Dataset records »
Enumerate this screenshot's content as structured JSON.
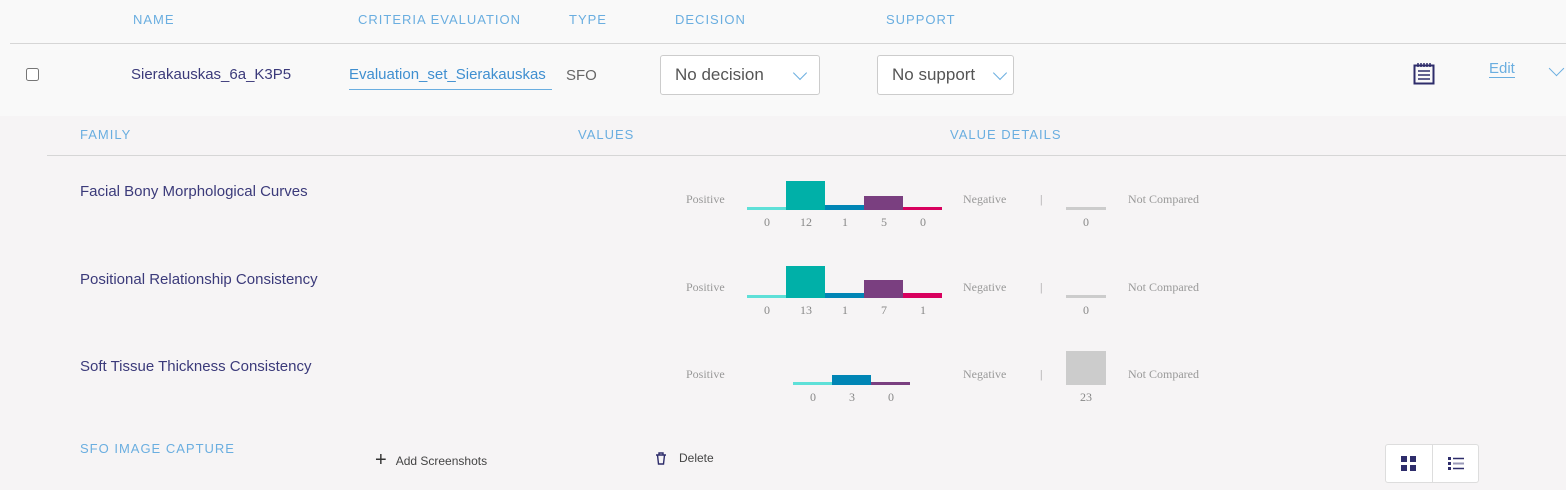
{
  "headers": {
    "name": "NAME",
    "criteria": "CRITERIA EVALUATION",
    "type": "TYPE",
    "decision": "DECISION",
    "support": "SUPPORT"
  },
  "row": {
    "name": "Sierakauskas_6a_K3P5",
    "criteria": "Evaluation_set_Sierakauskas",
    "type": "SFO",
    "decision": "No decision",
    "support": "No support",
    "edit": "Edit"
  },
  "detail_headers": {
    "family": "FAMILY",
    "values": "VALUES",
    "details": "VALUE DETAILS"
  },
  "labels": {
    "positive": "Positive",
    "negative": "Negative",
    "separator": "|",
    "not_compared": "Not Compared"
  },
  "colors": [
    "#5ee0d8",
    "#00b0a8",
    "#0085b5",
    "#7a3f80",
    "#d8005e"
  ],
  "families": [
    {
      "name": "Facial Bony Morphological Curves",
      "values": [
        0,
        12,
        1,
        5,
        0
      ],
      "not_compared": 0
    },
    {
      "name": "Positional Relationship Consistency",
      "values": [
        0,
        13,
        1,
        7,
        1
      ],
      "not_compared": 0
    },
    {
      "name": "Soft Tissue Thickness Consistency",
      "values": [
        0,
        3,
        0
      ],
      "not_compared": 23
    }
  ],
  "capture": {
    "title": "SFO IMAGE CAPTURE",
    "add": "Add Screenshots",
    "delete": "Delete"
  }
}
...
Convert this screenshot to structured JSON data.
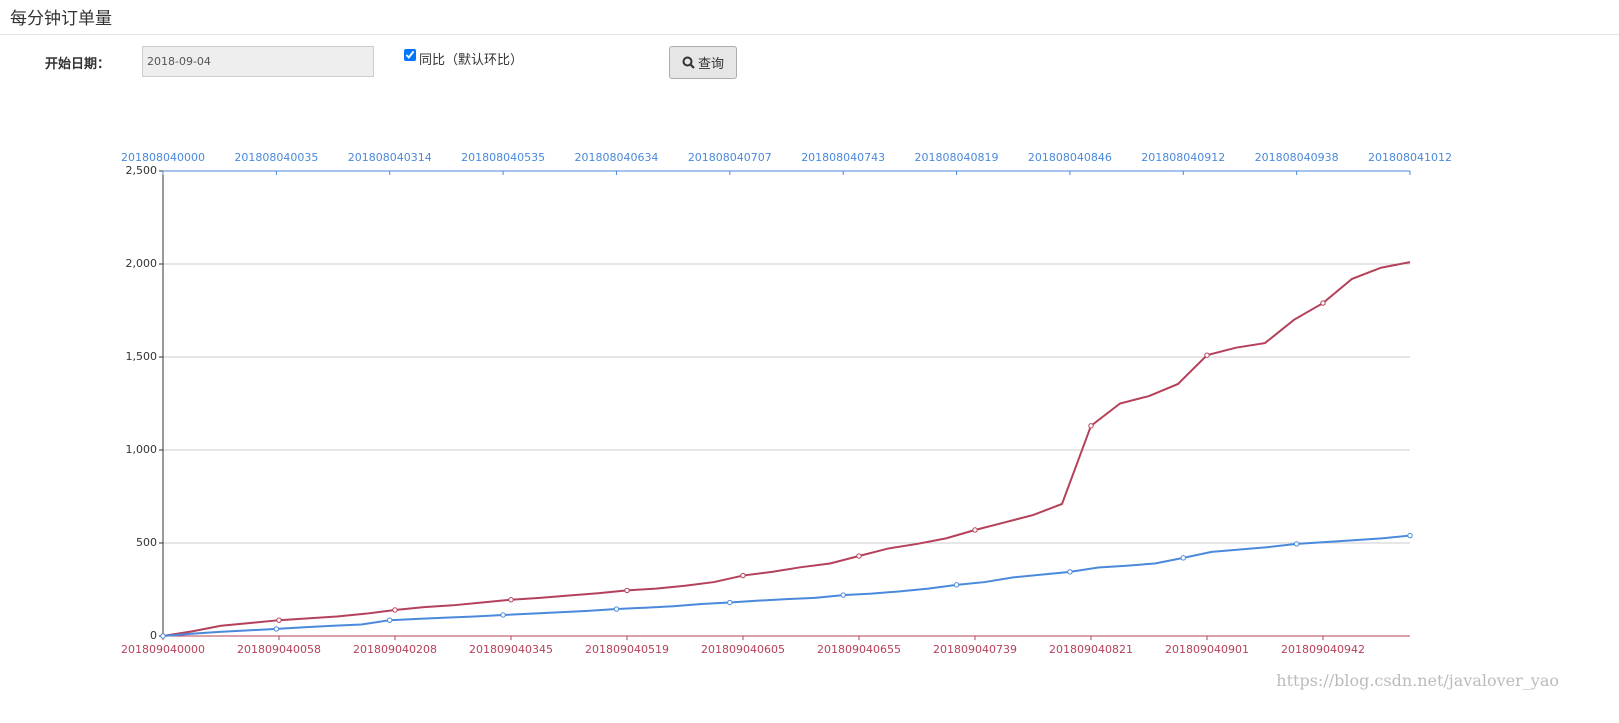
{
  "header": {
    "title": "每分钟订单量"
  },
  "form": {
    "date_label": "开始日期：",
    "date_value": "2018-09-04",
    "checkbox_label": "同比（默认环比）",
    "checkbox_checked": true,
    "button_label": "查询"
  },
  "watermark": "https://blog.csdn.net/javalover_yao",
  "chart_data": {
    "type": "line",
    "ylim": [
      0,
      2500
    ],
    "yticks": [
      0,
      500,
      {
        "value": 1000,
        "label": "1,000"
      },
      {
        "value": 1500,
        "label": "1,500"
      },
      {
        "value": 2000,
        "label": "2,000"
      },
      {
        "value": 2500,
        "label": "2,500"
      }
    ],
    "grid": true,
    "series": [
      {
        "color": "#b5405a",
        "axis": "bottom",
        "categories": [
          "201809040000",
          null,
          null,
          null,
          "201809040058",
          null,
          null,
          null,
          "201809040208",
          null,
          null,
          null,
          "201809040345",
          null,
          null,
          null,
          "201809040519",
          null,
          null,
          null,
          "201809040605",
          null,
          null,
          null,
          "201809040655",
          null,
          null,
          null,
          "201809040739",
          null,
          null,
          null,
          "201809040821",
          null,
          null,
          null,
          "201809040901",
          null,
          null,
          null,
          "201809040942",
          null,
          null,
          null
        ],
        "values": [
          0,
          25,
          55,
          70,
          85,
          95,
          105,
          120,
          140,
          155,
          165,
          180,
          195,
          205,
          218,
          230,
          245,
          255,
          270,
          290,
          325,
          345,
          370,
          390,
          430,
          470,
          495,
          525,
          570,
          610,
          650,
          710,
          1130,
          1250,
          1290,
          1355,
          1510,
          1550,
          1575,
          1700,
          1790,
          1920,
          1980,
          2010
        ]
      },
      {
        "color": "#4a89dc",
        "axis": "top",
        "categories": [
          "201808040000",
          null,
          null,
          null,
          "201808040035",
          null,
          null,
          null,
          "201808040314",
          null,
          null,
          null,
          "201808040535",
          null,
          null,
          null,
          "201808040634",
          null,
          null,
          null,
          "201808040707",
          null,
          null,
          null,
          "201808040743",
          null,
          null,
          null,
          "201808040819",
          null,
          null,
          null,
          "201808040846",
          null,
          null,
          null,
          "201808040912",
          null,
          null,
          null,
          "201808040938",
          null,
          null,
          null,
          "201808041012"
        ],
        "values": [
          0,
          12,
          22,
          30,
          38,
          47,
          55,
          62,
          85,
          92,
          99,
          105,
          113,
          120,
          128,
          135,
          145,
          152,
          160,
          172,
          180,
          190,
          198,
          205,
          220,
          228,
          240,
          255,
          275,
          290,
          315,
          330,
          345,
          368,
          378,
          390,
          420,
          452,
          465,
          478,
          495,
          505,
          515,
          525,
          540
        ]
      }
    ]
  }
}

Task prompt » Within the listing above, work out how many lines contain the string "criteria", and reply with that number only.

The reply » 2